Data records -
_ _ _
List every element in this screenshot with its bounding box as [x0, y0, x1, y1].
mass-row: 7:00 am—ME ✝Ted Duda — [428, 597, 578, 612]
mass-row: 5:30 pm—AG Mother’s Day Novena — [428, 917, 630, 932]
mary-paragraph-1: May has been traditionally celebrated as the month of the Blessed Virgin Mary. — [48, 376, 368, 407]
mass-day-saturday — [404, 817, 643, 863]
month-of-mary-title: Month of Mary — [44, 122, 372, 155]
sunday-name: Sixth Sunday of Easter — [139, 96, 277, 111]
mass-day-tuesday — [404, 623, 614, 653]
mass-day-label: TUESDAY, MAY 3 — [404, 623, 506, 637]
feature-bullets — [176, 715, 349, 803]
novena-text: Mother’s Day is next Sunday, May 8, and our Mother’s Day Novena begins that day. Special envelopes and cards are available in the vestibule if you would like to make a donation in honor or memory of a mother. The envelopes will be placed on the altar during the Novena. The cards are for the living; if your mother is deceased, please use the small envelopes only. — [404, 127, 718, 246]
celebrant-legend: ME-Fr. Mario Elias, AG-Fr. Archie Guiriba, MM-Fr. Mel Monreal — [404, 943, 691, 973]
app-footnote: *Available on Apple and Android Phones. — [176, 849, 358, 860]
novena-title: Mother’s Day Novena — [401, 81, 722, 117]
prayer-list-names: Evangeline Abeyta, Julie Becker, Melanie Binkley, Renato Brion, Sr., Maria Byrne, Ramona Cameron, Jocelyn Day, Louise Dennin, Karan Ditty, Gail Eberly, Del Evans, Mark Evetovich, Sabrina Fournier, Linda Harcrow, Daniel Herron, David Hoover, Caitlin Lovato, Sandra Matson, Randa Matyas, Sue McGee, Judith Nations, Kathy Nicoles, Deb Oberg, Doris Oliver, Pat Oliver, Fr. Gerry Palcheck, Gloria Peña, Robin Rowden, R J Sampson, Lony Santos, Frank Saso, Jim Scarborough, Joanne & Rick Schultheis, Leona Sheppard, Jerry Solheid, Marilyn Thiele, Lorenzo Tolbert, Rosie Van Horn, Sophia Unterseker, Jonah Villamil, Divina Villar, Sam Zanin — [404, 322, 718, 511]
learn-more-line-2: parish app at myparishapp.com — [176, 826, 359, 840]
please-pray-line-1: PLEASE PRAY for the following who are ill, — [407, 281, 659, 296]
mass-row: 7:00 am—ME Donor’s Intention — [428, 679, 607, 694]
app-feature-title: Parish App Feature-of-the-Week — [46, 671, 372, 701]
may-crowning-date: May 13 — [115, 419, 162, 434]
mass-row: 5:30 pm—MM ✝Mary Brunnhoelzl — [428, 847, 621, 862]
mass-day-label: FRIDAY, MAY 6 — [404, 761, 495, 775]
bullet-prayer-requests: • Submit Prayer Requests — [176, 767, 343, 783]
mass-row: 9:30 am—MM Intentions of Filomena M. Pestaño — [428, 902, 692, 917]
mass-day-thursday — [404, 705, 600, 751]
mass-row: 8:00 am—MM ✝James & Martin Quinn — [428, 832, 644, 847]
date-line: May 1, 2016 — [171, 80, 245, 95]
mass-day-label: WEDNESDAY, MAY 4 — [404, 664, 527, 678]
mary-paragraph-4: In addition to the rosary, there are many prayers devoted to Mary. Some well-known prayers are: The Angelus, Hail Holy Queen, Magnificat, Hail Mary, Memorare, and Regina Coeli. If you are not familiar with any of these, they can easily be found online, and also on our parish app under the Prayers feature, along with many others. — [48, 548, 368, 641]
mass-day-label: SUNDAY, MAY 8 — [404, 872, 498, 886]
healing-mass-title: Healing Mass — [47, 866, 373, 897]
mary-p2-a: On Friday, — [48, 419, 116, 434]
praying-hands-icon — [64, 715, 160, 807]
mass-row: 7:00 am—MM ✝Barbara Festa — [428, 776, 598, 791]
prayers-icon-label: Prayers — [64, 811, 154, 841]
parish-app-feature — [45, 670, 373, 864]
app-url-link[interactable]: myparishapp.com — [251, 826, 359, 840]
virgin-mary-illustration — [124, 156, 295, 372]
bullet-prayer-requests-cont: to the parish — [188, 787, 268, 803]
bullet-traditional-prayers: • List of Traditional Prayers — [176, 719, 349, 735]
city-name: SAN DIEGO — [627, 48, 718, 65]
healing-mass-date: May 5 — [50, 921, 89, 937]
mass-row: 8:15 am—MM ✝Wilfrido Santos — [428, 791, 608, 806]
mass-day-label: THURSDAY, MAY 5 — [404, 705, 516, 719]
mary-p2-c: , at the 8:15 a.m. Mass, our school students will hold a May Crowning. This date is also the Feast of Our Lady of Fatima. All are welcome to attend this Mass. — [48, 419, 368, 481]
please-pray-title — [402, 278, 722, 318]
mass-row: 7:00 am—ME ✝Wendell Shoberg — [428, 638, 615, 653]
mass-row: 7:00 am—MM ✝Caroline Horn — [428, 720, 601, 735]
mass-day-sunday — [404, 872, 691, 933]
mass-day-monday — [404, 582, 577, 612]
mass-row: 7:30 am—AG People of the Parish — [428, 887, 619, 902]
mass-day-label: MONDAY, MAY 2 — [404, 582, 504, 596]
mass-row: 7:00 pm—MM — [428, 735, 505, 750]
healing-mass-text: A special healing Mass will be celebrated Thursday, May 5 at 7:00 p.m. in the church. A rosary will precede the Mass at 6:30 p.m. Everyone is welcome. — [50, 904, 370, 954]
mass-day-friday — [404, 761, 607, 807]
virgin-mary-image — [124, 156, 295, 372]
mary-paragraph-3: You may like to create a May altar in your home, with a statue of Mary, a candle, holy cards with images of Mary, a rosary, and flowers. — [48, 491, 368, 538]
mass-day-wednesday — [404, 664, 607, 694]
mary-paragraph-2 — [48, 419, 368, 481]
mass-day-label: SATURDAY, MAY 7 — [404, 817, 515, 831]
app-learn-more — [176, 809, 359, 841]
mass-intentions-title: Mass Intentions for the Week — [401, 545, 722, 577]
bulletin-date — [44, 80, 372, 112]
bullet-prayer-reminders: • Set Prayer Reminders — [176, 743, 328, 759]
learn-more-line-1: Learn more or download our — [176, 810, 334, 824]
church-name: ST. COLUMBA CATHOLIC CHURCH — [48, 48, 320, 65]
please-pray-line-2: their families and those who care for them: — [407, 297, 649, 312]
_ _ _
Exercise goal - Reproduce, as a numbered list with blank lines omitted, the part of the material that opens with its first line and closes with the line containing "sunday-name: Sixth Sunday", both ends included.

Solution for this exercise -
1. List every element in this screenshot with its bounding box as [x0, y0, x1, y1].
2. mass-row: 7:00 am—ME ✝Ted Duda — [428, 597, 578, 612]
3. mass-row: 5:30 pm—AG Mother’s Day Novena — [428, 917, 630, 932]
4. mary-paragraph-1: May has been traditionally celebrated as the month of the Blessed Virgin Mary. — [48, 376, 368, 407]
5. mass-day-saturday — [404, 817, 643, 863]
6. month-of-mary-title: Month of Mary — [44, 122, 372, 155]
7. sunday-name: Sixth Sunday of Easter — [139, 96, 277, 111]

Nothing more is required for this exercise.